# PROBLEM TO SOLVE:
Copy out each line of the data that holds the word "current".

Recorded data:
═══
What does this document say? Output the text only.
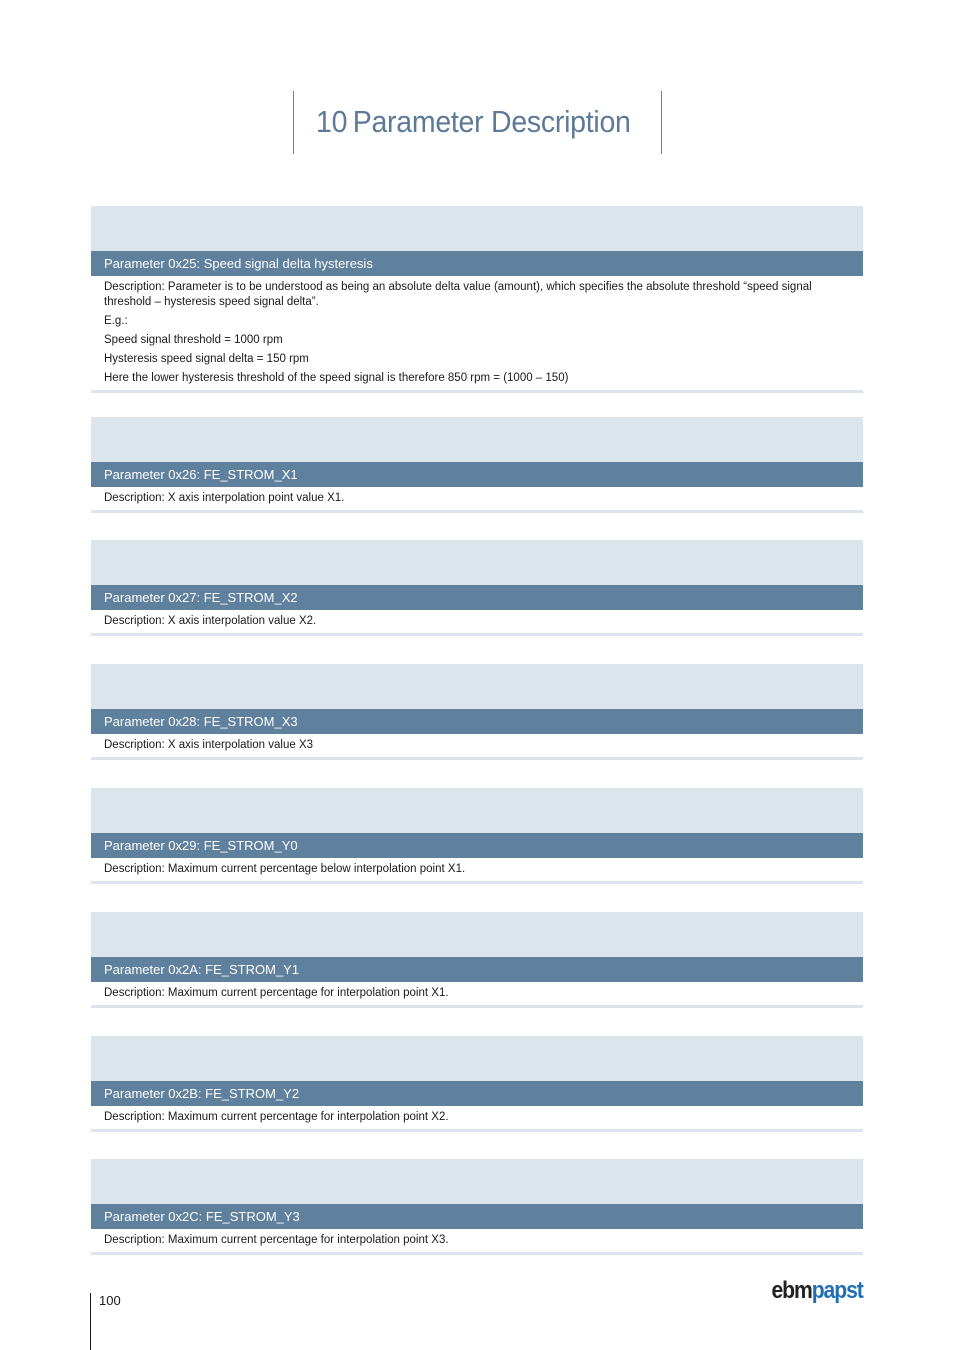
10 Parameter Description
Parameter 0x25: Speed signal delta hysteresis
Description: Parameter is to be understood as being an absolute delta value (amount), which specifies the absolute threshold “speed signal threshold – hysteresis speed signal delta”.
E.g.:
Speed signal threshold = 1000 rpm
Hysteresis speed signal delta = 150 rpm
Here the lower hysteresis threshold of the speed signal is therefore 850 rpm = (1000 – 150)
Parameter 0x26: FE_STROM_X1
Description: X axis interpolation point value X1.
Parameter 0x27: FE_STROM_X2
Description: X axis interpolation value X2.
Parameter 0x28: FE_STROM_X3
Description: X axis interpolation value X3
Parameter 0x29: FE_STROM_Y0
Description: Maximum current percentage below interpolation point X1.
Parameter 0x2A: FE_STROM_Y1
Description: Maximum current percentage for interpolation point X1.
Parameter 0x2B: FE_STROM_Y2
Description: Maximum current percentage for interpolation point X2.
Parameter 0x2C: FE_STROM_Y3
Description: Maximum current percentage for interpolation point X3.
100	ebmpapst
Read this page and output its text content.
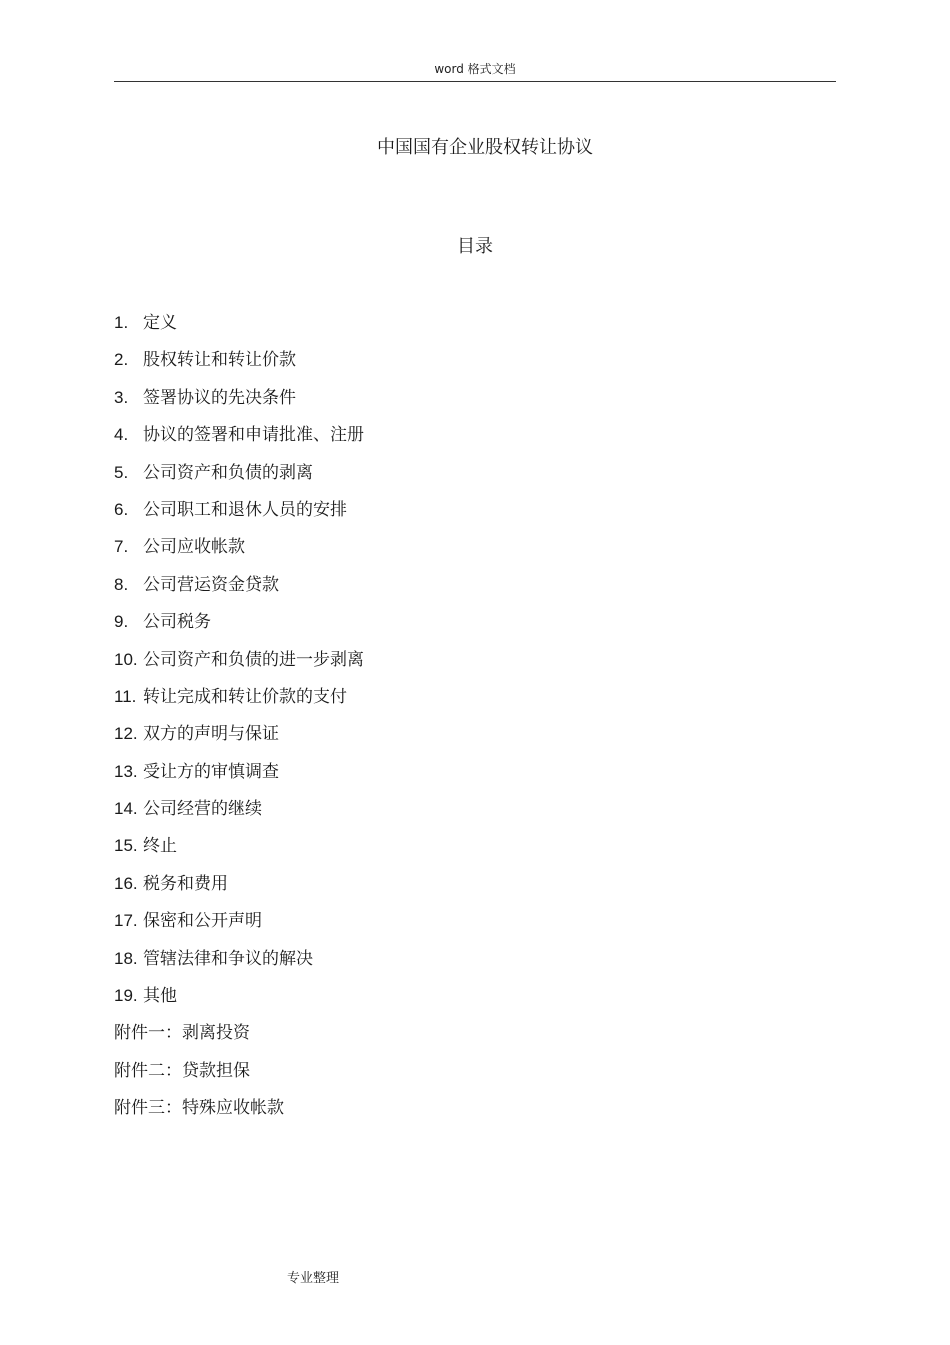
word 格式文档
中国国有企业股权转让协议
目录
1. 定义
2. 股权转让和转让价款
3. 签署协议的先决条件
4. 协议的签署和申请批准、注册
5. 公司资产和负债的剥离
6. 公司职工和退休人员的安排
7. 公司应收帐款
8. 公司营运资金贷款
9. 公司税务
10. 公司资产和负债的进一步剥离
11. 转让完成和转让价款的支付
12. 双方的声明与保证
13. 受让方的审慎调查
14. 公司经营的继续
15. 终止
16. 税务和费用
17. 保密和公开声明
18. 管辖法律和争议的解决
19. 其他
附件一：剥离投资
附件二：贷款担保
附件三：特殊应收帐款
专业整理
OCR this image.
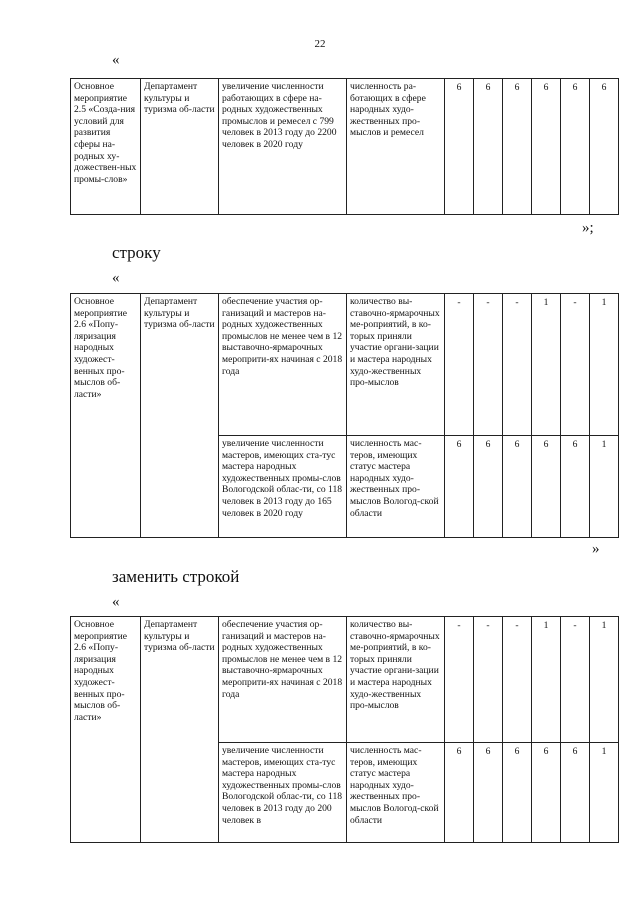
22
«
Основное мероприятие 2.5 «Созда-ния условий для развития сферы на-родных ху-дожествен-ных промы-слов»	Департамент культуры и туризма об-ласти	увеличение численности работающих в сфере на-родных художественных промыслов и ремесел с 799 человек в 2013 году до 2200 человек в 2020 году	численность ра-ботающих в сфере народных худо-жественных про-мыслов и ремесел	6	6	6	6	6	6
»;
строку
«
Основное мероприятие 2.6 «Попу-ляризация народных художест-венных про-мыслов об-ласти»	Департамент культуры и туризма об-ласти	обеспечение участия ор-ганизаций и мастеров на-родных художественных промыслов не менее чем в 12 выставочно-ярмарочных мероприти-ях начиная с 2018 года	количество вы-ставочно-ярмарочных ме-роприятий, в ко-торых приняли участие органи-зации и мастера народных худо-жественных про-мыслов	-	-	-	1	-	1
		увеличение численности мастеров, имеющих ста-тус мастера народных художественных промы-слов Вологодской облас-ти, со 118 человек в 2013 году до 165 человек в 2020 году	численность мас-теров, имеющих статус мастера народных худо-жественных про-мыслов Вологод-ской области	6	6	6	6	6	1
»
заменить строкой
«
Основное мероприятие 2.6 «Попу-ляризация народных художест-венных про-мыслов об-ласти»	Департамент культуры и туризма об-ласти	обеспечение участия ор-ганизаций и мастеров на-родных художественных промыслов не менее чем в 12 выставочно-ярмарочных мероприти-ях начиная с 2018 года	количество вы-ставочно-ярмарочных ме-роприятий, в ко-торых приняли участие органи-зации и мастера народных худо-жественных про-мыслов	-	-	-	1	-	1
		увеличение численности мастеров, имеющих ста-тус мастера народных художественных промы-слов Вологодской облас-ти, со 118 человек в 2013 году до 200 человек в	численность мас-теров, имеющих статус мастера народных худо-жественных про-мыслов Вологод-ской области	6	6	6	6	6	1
═══
# EXPECTED ANSWER:
Description: Maximum current percentage below interpolation point X1.
Description: Maximum current percentage for interpolation point X1.
Description: Maximum current percentage for interpolation point X2.
Description: Maximum current percentage for interpolation point X3.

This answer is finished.